- [YOUR INSTRUCTIONS]
Summarize the forum post below on union work in two sentences.

— Start of PAGE EXCERPT —

# looking into some union work.



## edward (Feb 11, 2009)

so i have an interview with the local in my area next week and i am excited that i might have a chance to get back into electrical work this year possibly. the non union contractors in this area are just not able to get enough work for all the electricians around here so i have been working a construction job which has been going really well, steady work the last half year. 

so our project manager was talking with me last week, he used to have a non-union, management position with a very successful company, which was with the construction union. he found out i was interviewing with the IBEW and brought up some issues that sort of got me thinking. 

his grief was not with the training and work abilities of the union workers. he stated that most of the workers were worth every penny that they were getting payed. i tend to agree with this, through my church i have been able to work with some union electricians, they have seemed very competent and have always worked hard. i also think that the non-union workers have the same abilties, and work ethic, at least the ones i have worked with. so i dont really want this thread to boil down too UNION WORK IS BETTER VS NON UNION WORK IS BETTER!

the issue this manager brought up was the pension fund and health care. he was watching the amount of money that was being payed into the pensions and health care, and was more so worried about the way that much money was being managed. he expressed to me that many of his union working friends were really worried about the shape of their pensions.

the issue with health care now is simply the money put in, vs the money you use. for instance you may charge an extra $11 for a union worker, but you may only be able to use $3 or $4 of that for your health care. basically it seems like the point he was making that if a worker is allowed more control over their health care or pensions, (or a 401k instead) the money could be spent and controlled better.

so i was just sipping coffee this morning thinking about this and would like to get some ideas from both sides of the fence. lets keep it civil though please guys, we're all just trying to make a living here ok?


----------



## minibdr (Nov 11, 2009)

— End of PAGE EXCERPT —
— Start of EXCERPTED RECORDS —

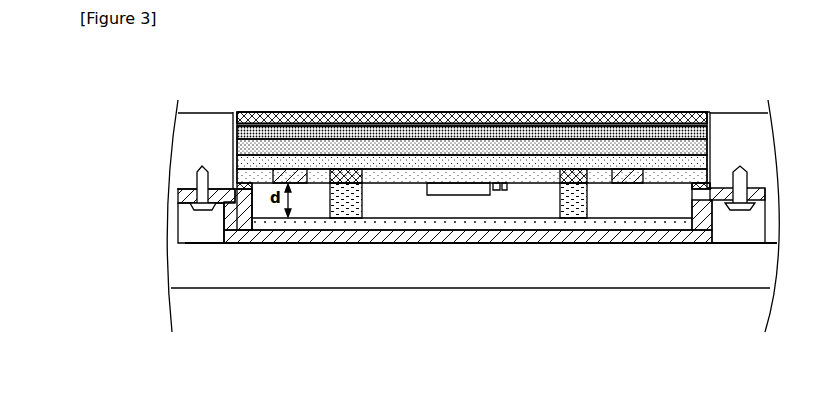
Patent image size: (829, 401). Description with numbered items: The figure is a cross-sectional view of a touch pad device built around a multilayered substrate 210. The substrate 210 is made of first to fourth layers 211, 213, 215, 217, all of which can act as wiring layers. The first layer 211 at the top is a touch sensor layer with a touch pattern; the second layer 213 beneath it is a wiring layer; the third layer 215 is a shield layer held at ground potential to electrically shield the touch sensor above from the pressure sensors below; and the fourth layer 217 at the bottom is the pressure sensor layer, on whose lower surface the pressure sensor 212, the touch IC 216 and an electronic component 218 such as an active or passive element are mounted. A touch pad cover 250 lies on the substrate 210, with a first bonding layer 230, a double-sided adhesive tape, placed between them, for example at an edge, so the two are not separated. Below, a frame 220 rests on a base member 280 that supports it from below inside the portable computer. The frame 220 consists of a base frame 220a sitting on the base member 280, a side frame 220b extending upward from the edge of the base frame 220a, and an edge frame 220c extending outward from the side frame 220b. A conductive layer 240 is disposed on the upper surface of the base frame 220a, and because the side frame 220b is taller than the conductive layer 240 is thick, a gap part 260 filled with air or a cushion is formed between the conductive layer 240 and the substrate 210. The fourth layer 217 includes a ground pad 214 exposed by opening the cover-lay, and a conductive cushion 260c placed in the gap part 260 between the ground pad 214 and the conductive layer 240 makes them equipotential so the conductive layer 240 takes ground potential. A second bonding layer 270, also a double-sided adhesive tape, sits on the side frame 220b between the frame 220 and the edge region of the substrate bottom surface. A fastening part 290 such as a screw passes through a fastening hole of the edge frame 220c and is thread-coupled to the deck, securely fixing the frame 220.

The substrate 210 is at (136, 128).
The first layer 211 is at (233, 129).
The pressure sensor 212 is at (291, 184).
The second layer 213 is at (233, 147).
The ground pad 214 is at (375, 182).
The third layer 215 is at (233, 162).
The touch IC 216 is at (453, 196).
The fourth layer 217 is at (233, 178).
The electronic component 218 is at (497, 191).
The frame 220 is at (237, 340).
The base frame 220a is at (313, 233).
The side frame 220b is at (238, 234).
The edge frame 220c is at (221, 205).
The first bonding layer 230 is at (455, 112).
The conductive layer 240 is at (606, 226).
The touch pad cover 250 is at (390, 112).
The gap part 260 is at (546, 213).
The conductive cushion 260c is at (355, 210).
The second bonding layer 270 is at (692, 187).
The base member 280 is at (714, 262).
The fastening part 290 is at (197, 204).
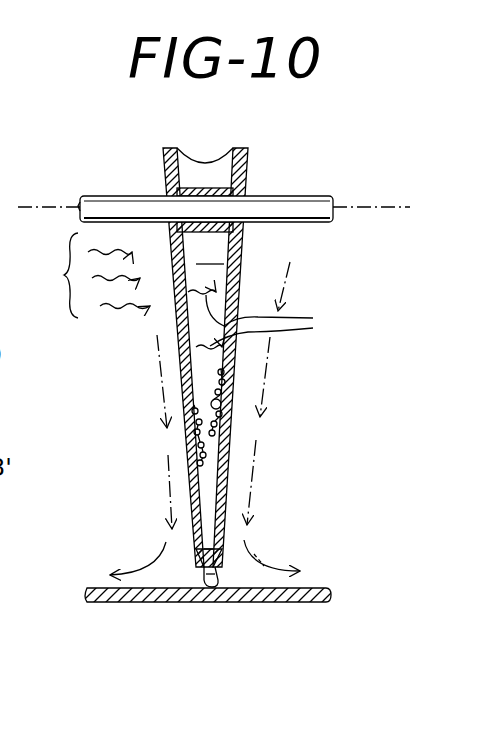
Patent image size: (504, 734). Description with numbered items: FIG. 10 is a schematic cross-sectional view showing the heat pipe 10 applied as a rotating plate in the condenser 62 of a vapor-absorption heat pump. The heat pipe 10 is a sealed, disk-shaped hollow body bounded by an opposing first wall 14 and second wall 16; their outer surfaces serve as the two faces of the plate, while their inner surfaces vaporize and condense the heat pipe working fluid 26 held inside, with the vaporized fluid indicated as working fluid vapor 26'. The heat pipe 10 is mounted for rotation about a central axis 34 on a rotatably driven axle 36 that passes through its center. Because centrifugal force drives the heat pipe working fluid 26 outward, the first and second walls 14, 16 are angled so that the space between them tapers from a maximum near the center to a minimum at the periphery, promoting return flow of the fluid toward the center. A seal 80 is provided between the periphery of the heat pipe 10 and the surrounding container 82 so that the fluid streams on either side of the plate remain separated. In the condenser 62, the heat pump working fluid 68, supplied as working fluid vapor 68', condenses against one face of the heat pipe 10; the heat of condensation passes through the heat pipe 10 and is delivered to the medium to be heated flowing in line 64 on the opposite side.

The heat pipe 10 is at (239, 401).
The first wall 14 is at (188, 493).
The second wall 16 is at (228, 508).
The heat pipe working fluid 26 is at (264, 420).
The solder ball feed stream 26' is at (278, 320).
The central axis 34 is at (355, 207).
The rotatably driven axle 36 is at (101, 199).
The condenser 62 is at (242, 566).
The line 64 is at (299, 268).
The heat pump working fluid 68 is at (183, 549).
The working fluid vapor 68' is at (76, 275).
The seal 80 is at (232, 587).
The container 82 is at (333, 597).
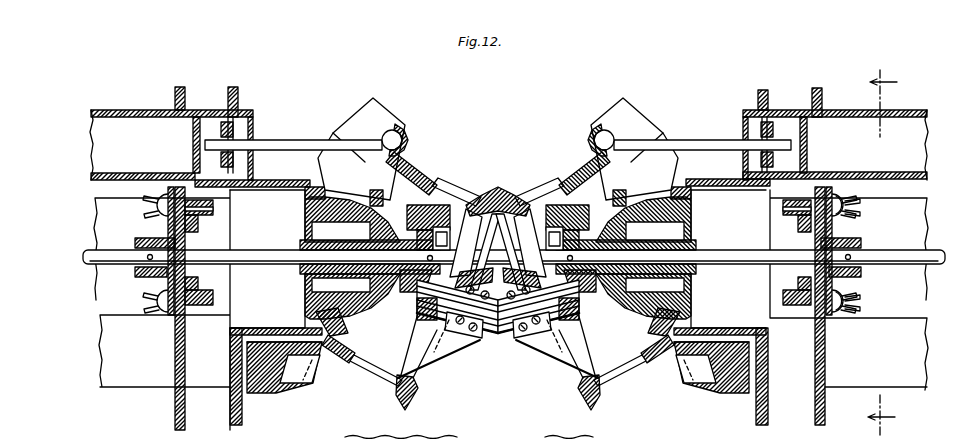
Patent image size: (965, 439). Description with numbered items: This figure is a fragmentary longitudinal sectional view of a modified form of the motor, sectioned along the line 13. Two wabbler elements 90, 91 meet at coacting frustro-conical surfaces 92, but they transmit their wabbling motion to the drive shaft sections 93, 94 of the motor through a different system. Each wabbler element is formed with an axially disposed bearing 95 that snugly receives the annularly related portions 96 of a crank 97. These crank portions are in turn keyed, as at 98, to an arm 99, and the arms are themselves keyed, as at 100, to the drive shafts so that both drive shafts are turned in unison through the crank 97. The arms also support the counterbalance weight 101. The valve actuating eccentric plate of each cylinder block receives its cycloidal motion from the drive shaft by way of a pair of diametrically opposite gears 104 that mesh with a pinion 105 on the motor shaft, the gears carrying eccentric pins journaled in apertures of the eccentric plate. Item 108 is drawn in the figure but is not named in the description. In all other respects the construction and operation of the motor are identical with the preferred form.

The section line 13- 13 is at (882, 246).
The wabbler element 90 is at (409, 170).
The wabbler element 91 is at (590, 176).
The frustro-conical surfaces 92 is at (502, 185).
The drive shaft section 93 is at (267, 252).
The drive shaft section 94 is at (738, 254).
The axially disposed bearing 95 is at (523, 347).
The annularly related portions 96 is at (510, 303).
The crank 97 is at (492, 336).
The key 98 is at (417, 306).
The arm 99 is at (423, 278).
The key 100 is at (446, 266).
The counterbalance weight 101 is at (441, 204).
The gears 104 is at (181, 191).
The pinion 105 is at (186, 269).
The wing nut 108 is at (832, 194).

— End of EXCERPTED RECORDS —

- [TASK SOLUTION]
The poster, who has an interview with the IBEW local next week, recounts a project manager's concern that union pension and health care money is poorly managed, even though the manager considers most union workers worth their pay. The poster asks for views from both sides, wants the discussion kept civil, and does not want it to become a debate over whether union or non-union work is better.